## WORK TO DO
Copy out each line in the material below that has the word "poteſt".
================================
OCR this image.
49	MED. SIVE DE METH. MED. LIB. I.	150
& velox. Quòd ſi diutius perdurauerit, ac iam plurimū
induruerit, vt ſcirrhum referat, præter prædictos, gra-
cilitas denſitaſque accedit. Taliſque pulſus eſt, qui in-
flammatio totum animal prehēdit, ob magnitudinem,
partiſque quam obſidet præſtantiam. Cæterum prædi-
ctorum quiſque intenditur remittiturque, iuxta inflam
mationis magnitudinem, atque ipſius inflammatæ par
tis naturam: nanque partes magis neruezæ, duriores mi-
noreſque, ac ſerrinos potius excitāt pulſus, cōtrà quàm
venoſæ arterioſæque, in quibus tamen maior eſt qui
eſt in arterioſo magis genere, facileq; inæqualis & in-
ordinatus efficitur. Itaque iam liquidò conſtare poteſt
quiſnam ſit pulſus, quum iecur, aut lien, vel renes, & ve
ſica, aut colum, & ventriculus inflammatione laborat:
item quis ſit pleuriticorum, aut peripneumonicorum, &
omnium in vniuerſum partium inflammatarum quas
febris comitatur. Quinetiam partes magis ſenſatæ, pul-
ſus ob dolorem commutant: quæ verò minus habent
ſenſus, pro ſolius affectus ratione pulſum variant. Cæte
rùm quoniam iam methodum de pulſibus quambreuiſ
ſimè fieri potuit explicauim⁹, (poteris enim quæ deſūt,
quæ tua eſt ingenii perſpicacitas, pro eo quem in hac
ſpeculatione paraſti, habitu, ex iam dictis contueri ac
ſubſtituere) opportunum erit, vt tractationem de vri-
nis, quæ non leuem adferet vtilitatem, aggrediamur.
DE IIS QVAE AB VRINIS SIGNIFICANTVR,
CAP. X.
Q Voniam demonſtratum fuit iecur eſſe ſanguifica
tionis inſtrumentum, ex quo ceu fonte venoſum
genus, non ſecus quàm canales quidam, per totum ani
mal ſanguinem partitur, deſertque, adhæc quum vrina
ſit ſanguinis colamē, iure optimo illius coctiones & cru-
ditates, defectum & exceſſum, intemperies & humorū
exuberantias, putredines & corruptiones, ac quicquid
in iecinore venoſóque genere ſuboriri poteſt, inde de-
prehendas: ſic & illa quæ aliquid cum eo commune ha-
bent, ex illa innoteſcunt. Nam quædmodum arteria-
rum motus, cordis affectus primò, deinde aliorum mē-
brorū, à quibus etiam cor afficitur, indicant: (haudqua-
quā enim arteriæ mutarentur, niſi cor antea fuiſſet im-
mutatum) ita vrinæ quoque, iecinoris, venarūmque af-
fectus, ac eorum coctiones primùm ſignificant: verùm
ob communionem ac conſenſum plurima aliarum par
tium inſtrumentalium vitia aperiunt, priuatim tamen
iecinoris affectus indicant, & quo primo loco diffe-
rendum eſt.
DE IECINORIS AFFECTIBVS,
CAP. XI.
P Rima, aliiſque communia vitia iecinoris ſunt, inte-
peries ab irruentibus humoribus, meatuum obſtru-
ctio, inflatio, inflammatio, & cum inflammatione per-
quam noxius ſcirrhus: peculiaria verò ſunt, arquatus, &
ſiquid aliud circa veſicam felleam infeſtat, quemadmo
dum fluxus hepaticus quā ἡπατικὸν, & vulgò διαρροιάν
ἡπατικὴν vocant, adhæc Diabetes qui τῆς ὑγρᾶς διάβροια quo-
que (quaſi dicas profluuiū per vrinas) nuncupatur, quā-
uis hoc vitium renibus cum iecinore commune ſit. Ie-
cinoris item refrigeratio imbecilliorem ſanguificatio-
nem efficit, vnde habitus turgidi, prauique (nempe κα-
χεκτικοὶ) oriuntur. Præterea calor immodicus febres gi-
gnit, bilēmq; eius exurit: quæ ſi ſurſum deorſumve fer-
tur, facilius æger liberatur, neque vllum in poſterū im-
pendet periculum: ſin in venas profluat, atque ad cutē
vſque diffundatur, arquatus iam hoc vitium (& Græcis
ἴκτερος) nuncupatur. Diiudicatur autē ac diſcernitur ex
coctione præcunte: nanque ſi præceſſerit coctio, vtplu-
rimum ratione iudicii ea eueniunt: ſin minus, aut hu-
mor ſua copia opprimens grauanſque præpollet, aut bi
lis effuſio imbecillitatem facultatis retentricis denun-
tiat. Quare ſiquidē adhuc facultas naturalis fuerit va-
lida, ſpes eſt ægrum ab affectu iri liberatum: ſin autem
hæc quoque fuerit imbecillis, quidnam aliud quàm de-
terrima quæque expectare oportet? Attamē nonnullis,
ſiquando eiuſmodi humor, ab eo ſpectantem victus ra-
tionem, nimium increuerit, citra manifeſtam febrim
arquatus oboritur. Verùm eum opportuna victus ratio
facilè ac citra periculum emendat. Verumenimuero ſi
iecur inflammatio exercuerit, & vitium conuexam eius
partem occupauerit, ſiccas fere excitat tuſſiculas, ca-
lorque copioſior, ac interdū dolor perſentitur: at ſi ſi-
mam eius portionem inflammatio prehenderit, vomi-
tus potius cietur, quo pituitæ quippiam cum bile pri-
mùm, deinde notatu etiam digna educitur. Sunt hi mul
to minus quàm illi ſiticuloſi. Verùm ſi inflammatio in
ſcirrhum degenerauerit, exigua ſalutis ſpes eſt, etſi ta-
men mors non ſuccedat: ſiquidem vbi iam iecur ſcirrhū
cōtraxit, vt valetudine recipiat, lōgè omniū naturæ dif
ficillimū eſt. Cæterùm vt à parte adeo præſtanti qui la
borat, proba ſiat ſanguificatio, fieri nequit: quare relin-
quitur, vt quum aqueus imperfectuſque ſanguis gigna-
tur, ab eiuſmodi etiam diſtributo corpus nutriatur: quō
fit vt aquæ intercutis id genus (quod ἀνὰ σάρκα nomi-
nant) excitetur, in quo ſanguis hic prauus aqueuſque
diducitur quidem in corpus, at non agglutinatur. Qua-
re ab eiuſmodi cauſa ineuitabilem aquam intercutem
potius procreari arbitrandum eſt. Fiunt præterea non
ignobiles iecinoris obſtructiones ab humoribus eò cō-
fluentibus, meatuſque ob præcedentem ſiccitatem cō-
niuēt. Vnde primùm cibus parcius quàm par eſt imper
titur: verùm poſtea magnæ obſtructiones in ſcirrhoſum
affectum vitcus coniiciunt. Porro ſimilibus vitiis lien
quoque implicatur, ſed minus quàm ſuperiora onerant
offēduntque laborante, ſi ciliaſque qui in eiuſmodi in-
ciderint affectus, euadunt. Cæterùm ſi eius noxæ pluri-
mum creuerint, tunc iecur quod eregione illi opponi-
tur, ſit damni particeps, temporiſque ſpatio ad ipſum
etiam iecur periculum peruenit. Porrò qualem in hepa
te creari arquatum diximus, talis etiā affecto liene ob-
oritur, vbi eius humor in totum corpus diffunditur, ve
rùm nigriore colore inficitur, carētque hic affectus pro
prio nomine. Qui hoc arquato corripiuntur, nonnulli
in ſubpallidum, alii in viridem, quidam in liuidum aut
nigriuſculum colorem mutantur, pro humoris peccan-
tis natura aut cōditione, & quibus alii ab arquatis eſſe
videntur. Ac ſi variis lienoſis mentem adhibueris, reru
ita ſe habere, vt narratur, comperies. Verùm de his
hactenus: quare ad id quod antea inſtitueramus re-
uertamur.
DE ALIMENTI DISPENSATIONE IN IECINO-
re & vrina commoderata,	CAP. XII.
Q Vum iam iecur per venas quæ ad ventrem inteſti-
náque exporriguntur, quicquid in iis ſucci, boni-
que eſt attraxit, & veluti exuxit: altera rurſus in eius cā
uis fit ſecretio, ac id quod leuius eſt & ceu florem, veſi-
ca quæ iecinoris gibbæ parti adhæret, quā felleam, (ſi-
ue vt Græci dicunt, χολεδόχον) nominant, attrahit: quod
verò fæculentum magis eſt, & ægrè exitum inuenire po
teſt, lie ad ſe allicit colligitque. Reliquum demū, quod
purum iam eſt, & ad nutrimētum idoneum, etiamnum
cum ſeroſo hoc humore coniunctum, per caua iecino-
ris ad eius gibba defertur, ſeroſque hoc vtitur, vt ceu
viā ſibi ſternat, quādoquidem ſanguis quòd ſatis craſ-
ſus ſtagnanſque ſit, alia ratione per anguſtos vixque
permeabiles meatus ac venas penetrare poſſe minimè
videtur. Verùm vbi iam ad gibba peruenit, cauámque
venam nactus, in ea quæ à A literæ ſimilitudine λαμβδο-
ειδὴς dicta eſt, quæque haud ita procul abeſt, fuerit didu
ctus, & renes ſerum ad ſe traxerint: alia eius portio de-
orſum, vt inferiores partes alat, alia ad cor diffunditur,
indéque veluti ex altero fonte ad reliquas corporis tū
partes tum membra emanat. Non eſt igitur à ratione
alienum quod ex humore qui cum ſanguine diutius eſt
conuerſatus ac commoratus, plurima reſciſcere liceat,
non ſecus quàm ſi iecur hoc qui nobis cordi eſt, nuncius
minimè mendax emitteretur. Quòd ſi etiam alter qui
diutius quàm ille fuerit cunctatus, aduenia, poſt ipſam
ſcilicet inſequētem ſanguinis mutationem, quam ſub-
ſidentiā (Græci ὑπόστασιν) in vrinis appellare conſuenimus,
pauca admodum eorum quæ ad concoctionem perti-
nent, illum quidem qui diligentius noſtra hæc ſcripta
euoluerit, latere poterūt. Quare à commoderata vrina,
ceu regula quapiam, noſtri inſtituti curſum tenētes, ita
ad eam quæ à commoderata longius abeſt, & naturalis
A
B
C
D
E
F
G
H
================================
## EXERCISE RESULT
ordinatus efficitur. Itaque iam liquidò conſtare poteſt
in iecinore venoſóque genere ſuboriri poteſt, inde de-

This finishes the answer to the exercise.